Page content transcription data:

== Segment start ==

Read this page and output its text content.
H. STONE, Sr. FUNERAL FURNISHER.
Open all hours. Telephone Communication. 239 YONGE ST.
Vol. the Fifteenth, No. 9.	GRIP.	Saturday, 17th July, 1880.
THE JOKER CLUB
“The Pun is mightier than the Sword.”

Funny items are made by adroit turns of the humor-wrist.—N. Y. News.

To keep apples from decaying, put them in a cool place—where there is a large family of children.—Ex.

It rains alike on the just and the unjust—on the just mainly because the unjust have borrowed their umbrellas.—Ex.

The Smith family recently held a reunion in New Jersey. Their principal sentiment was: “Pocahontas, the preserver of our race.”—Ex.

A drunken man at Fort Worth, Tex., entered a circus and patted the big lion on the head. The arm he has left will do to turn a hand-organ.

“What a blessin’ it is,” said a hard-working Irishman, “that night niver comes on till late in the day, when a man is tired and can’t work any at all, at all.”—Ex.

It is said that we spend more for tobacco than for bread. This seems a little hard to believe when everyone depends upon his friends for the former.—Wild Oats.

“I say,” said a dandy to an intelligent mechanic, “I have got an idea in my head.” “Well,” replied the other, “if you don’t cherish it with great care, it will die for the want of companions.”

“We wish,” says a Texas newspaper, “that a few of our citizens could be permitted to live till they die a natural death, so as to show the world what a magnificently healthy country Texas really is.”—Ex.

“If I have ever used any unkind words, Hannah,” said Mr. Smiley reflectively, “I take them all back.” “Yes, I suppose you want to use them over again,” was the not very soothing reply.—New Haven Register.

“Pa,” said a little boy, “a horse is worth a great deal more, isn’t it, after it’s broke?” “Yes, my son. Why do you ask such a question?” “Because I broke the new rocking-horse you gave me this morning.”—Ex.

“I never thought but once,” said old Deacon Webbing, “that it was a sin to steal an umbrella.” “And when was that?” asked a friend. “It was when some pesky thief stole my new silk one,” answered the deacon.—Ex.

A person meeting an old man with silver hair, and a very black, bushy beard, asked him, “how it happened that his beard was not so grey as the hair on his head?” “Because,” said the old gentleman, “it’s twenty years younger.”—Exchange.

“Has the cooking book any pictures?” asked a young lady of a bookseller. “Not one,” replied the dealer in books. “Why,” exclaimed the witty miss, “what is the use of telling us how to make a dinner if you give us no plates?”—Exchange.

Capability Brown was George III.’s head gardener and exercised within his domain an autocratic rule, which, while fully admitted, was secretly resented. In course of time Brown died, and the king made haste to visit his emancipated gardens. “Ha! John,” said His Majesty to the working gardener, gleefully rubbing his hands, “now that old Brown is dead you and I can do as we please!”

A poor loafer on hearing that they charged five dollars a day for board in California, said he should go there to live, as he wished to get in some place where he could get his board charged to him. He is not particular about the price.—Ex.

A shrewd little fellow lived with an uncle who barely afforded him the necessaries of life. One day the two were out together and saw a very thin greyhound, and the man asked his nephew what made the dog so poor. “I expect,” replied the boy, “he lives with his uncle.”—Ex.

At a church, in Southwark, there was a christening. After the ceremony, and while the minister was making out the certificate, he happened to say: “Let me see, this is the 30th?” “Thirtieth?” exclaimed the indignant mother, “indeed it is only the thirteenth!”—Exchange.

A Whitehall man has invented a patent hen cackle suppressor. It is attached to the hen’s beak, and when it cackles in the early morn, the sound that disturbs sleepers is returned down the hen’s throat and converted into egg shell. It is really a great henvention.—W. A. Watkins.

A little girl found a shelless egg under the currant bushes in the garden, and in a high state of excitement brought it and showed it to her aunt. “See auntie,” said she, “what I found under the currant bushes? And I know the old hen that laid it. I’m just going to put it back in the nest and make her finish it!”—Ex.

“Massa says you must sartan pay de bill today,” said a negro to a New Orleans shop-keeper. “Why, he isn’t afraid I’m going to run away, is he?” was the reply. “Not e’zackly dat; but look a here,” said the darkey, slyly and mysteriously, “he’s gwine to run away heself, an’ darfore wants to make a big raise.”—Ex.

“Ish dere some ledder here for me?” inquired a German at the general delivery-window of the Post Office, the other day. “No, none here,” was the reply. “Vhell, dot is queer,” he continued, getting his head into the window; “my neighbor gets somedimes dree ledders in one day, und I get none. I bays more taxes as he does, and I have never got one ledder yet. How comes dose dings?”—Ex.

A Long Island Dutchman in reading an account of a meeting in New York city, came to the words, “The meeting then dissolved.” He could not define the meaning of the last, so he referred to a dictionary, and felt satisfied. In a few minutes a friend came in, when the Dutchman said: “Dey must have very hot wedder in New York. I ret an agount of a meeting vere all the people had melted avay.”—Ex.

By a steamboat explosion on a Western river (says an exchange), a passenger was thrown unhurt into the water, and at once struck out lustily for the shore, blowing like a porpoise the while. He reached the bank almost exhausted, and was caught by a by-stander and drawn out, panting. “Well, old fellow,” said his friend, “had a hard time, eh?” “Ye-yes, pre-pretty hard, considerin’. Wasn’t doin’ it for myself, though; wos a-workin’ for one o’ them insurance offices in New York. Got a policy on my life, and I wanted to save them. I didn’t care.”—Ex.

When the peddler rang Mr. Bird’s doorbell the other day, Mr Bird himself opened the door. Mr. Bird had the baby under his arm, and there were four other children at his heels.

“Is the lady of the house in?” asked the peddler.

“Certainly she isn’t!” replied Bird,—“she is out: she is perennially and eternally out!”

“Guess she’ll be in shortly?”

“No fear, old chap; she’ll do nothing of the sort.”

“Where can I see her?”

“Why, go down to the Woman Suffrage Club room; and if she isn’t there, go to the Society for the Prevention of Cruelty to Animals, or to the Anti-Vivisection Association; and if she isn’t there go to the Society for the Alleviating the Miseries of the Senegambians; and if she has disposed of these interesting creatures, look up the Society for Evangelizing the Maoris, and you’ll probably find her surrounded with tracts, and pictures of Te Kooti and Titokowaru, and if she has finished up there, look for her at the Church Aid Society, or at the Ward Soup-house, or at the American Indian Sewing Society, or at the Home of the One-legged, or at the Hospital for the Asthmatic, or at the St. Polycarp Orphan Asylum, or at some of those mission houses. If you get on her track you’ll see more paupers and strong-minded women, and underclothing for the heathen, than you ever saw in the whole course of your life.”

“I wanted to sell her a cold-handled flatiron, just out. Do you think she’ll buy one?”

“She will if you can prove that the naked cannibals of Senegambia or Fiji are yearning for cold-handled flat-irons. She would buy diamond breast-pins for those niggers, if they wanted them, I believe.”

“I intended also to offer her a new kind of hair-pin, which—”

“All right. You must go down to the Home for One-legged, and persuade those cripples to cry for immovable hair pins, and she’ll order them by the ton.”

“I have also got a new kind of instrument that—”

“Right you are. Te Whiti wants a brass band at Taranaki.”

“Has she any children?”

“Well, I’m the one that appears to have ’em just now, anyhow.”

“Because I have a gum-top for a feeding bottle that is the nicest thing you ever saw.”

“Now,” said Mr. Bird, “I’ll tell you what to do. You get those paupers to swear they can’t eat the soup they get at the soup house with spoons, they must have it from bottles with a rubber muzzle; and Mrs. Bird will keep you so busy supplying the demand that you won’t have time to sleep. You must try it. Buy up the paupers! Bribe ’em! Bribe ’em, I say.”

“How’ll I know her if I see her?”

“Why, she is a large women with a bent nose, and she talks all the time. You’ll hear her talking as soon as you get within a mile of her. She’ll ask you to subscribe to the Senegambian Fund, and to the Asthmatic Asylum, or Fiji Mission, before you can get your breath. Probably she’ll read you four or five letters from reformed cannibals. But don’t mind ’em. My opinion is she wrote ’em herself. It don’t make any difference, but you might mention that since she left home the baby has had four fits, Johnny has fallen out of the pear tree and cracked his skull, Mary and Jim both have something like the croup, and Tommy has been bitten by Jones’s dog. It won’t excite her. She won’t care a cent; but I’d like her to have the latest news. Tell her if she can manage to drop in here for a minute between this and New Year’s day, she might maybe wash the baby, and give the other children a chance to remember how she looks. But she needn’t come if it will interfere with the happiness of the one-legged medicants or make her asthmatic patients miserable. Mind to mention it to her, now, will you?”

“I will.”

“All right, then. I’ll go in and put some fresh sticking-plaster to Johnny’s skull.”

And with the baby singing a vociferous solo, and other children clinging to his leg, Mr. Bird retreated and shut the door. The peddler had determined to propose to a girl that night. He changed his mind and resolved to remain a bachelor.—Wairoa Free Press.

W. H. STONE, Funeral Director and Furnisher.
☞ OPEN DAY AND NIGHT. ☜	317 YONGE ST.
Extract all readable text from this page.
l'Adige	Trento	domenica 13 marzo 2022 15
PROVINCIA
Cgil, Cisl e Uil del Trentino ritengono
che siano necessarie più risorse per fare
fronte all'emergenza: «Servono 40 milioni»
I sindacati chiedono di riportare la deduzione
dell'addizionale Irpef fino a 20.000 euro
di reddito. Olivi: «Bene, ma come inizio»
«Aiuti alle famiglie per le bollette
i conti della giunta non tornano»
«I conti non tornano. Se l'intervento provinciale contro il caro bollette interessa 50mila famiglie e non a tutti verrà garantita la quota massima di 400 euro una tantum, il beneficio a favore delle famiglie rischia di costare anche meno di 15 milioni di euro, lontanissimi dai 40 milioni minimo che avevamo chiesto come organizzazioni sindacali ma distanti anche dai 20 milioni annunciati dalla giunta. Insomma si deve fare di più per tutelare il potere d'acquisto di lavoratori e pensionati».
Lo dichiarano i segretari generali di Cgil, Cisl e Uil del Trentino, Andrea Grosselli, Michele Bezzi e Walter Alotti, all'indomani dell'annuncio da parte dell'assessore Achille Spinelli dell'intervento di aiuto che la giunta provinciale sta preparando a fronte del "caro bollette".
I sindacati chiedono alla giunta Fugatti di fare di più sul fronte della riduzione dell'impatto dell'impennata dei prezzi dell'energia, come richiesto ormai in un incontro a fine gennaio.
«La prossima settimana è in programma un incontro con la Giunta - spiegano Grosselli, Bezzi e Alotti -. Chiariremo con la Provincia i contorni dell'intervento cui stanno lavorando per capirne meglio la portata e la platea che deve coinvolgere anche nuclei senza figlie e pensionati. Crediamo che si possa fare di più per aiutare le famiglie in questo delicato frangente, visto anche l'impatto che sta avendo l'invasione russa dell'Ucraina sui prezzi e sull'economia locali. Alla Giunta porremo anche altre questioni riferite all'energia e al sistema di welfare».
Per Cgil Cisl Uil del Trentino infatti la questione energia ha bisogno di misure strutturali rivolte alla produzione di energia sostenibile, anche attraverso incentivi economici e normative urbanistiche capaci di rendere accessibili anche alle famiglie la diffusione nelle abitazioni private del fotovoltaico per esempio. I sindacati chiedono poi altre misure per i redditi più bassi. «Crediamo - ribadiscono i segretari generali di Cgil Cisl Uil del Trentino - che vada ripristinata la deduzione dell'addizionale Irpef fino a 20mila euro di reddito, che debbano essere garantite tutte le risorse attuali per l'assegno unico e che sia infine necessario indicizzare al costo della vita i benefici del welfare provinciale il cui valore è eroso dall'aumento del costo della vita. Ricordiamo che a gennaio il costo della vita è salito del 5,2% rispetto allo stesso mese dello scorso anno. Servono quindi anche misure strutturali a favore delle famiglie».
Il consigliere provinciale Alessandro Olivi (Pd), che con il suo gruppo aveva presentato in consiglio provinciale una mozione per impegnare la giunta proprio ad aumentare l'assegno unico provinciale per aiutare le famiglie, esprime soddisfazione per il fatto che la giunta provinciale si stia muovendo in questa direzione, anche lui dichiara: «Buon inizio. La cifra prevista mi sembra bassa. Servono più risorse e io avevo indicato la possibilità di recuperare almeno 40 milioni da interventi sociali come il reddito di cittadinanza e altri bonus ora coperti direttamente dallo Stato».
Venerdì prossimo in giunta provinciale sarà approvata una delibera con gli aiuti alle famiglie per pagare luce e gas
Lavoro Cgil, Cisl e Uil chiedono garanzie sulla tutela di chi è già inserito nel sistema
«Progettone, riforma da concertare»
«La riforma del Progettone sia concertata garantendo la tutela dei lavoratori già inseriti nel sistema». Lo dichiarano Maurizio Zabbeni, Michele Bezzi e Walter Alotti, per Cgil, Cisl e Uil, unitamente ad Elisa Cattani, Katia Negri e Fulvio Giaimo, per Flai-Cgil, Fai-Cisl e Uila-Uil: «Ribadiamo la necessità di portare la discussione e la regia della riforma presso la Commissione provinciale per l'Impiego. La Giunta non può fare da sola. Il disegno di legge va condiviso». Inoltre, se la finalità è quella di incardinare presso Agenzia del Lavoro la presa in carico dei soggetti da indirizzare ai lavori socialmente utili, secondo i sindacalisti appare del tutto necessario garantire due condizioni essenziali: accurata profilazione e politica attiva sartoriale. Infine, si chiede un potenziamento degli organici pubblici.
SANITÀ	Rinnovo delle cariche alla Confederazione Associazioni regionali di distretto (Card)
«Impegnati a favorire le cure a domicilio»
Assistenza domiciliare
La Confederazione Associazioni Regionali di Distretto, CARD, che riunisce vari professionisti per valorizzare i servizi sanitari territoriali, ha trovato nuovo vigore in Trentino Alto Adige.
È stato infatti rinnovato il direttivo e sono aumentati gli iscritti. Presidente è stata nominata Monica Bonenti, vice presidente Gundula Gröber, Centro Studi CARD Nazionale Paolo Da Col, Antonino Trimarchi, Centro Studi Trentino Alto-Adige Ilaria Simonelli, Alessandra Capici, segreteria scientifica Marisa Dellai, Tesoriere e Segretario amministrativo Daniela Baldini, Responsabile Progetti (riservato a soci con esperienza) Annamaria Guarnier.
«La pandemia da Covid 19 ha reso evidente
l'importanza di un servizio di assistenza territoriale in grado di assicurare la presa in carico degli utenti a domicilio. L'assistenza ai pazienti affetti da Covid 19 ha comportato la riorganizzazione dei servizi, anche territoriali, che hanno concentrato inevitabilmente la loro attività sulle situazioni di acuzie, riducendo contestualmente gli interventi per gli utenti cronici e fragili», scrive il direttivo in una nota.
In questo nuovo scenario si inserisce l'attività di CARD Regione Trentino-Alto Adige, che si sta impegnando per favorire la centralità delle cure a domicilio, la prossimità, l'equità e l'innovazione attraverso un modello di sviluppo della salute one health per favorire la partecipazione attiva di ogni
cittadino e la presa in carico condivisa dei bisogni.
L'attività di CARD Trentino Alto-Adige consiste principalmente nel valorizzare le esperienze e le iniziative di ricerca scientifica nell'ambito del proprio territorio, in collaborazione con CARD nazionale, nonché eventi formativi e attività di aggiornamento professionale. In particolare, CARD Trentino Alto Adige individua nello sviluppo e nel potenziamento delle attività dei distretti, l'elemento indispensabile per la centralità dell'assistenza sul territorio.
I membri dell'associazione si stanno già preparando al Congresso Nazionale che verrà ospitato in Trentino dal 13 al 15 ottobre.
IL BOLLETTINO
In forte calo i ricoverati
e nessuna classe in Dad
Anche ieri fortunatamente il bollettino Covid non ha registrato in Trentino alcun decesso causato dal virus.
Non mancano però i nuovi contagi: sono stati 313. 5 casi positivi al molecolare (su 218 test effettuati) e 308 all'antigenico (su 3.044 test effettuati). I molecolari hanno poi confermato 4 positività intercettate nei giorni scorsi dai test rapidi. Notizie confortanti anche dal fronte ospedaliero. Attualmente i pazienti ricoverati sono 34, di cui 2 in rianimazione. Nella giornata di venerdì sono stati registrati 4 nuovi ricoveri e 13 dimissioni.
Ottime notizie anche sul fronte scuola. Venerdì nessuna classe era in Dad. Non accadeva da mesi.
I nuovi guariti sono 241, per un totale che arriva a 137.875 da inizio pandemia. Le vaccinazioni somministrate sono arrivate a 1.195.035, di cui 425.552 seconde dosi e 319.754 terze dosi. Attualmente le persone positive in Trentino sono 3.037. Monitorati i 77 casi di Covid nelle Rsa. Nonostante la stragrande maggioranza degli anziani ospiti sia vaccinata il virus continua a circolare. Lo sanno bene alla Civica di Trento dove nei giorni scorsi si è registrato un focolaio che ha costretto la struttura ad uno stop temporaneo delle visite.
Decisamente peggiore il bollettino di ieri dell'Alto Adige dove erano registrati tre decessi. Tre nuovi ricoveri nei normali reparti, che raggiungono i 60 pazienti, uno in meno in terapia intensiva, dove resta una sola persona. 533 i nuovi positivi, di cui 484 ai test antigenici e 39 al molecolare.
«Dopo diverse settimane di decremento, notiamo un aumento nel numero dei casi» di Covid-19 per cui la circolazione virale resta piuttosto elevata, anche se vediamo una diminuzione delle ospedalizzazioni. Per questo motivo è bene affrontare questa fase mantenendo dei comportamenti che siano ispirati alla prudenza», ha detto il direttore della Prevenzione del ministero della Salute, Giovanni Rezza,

== Segment end ==

Exercise goal
From the data above, work out how many lines contain the string "Associazioni" and reply with only the number.

Final answer
2